**Tasks**
A. List the five considerations that the passage on evaluating product jobs names as headings before each colon.
B. From the passage on evaluating product jobs, copy the text between "Stage of company: What" and "the company-level considerations.?", inclusive.
C. Extend the passage on evaluating product jobs, starting after its final sentence.

**Document extract**
Ethical considerations: What are the ethical considerations of the product category? How comfortable are you with navigating those issues (privacy, uses of data, AI/ML, potential ill uses of the product, pricing and fairness, bias, etc.)? What is the company’s reputation for ethics?

Company size: What size of company are you interested in? Do you want to work in a company with a large product portfolio spanning many categories or in a smaller company focused on a single category?? As an aside, company size often dictates release speed and development agility.

Team size and product organizational model: What size product team are you interested in? Would you prefer a product organizational model that reports into a CPO and is separate from engineering or would you prefer a model where product and engineering report into a single executive? Would you prefer an organizational model where you have your own dedicated engineering team? Would you prefer a model where product design reports into the product organization or into the development organization??

Stage of company: What stage of product category (pre-chasm, bowling alley, tornado, main street) and stage of product (start-up, scaling, mature) would you like to work in???

Culture: What company and product culture do you want to work in? How about things like remote/in-person/hybrid, dress code, flex time, mentorship model, use of Agile, work-life balance, opportunities for advancement, and the product career ladder (tech, business, etc.)? More specifically, how do you feel about the hiring manager and their mindset about product and your career development? Your manager and their mindset is often more important than the company-level considerations.?

**Data extract**
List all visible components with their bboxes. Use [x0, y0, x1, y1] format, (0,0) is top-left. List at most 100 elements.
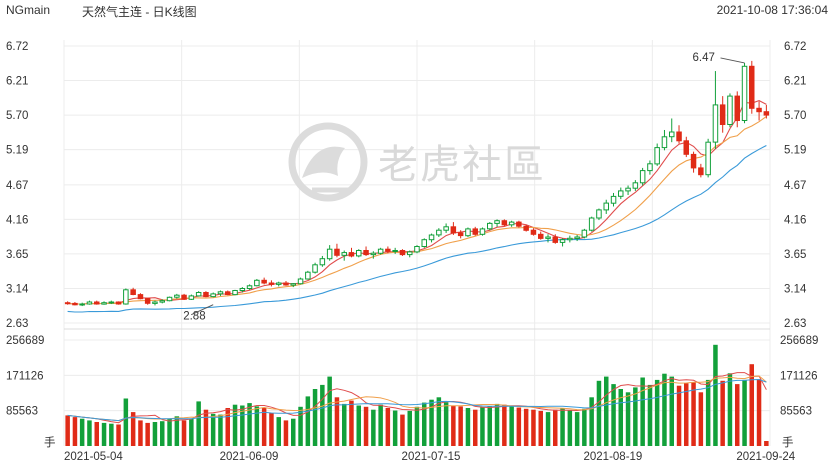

**Per-task answers**
A.
Ethical considerations
Company size
Team size and product organizational model
Stage of company
Culture

B.
Stage of company: What stage of product category (pre-chasm, bowling alley, tornado, main street) and stage of product (start-up, scaling, mature) would you like to work in???

Culture: What company and product culture do you want to work in? How about things like remote/in-person/hybrid, dress code, flex time, mentorship model, use of Agile, work-life balance, opportunities for advancement, and the product career ladder (tech, business, etc.)? More specifically, how do you feel about the hiring manager and their mindset about product and your career development? Your manager and their mindset is often more important than the company-level considerations.?

C.
Career trajectory: Where do you want to be in 5 years? What skills and experiences do you need to acquire to get there?? How should that influence your initial product position? Ask the hiring manager how they envision growth within the team and in your role? You should clearly understand how promotions and team expansion is expected to work. There is also the distinction between a product executive leadership role and a principal or group PM role. This is more of a decision that should be addressed in your 10 year career horizon, but you should start to have a perspective on your desired career trajectory over time.?

These are some of the important early product career considerations. Those early in their product career should be intentional about planning their product career aspirations. It is important to seek out a product mentor. I tell all early product career professionals to not just follow the money. Focus on your passions and doing work that matters to you. Working in companies that do product well and have a strong product mentoring program can do a great deal to advance your career. Early career product professionals must make sure they understand the business of software: ARR, Churn, LTV, Gross Margin, Profit, and CAC. All product professionals should be lifelong learners as the product management discipline is forever changing. Finally, product managers should be always developing their personal brand via networking, advanced education, certifications, speaking, blogging, reading and engaging with product thought leaders, and attending/presenting at product conferences.

What early career advice would you add for product professionals??

A special note of thanks for the insightful comments and upgrades to this blog from two early product career gems and CMU MSPM Program Alums: Al Nejmeh and Jeff Monteiro.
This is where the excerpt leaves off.